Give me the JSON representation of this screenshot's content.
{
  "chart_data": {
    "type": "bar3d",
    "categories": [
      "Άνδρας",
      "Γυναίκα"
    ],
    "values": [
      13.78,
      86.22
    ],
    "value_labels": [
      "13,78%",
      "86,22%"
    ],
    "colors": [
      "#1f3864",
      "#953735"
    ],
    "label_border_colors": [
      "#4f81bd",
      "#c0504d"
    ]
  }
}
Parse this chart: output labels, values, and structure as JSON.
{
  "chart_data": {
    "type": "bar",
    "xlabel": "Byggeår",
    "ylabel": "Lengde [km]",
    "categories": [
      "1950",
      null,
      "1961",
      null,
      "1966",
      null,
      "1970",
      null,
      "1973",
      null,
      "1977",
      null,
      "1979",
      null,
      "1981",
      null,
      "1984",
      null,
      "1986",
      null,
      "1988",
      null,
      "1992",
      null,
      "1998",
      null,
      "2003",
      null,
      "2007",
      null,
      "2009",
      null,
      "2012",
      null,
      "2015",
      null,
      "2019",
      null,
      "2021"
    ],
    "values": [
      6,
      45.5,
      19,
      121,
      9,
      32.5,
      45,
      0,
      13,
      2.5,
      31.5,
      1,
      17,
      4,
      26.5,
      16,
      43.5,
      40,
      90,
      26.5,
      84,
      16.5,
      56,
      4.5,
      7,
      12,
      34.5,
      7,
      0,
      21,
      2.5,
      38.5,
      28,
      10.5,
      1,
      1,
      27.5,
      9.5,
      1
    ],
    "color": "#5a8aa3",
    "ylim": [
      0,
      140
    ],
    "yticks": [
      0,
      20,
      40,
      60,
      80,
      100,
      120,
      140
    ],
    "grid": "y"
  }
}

#### [Your objective]
Quote each line of the listing above exactly.

#### [Complete answer]
Give me the JSON representation of this screenshot's content.
{
  "chart_data": {
    "type": "bar3d",
    "categories": [
      "Άνδρας",
      "Γυναίκα"
    ],
    "values": [
      13.78,
      86.22
    ],
    "value_labels": [
      "13,78%",
      "86,22%"
    ],
    "colors": [
      "#1f3864",
      "#953735"
    ],
    "label_border_colors": [
      "#4f81bd",
      "#c0504d"
    ]
  }
}
Parse this chart: output labels, values, and structure as JSON.
{
  "chart_data": {
    "type": "bar",
    "xlabel": "Byggeår",
    "ylabel": "Lengde [km]",
    "categories": [
      "1950",
      null,
      "1961",
      null,
      "1966",
      null,
      "1970",
      null,
      "1973",
      null,
      "1977",
      null,
      "1979",
      null,
      "1981",
      null,
      "1984",
      null,
      "1986",
      null,
      "1988",
      null,
      "1992",
      null,
      "1998",
      null,
      "2003",
      null,
      "2007",
      null,
      "2009",
      null,
      "2012",
      null,
      "2015",
      null,
      "2019",
      null,
      "2021"
    ],
    "values": [
      6,
      45.5,
      19,
      121,
      9,
      32.5,
      45,
      0,
      13,
      2.5,
      31.5,
      1,
      17,
      4,
      26.5,
      16,
      43.5,
      40,
      90,
      26.5,
      84,
      16.5,
      56,
      4.5,
      7,
      12,
      34.5,
      7,
      0,
      21,
      2.5,
      38.5,
      28,
      10.5,
      1,
      1,
      27.5,
      9.5,
      1
    ],
    "color": "#5a8aa3",
    "ylim": [
      0,
      140
    ],
    "yticks": [
      0,
      20,
      40,
      60,
      80,
      100,
      120,
      140
    ],
    "grid": "y"
  }
}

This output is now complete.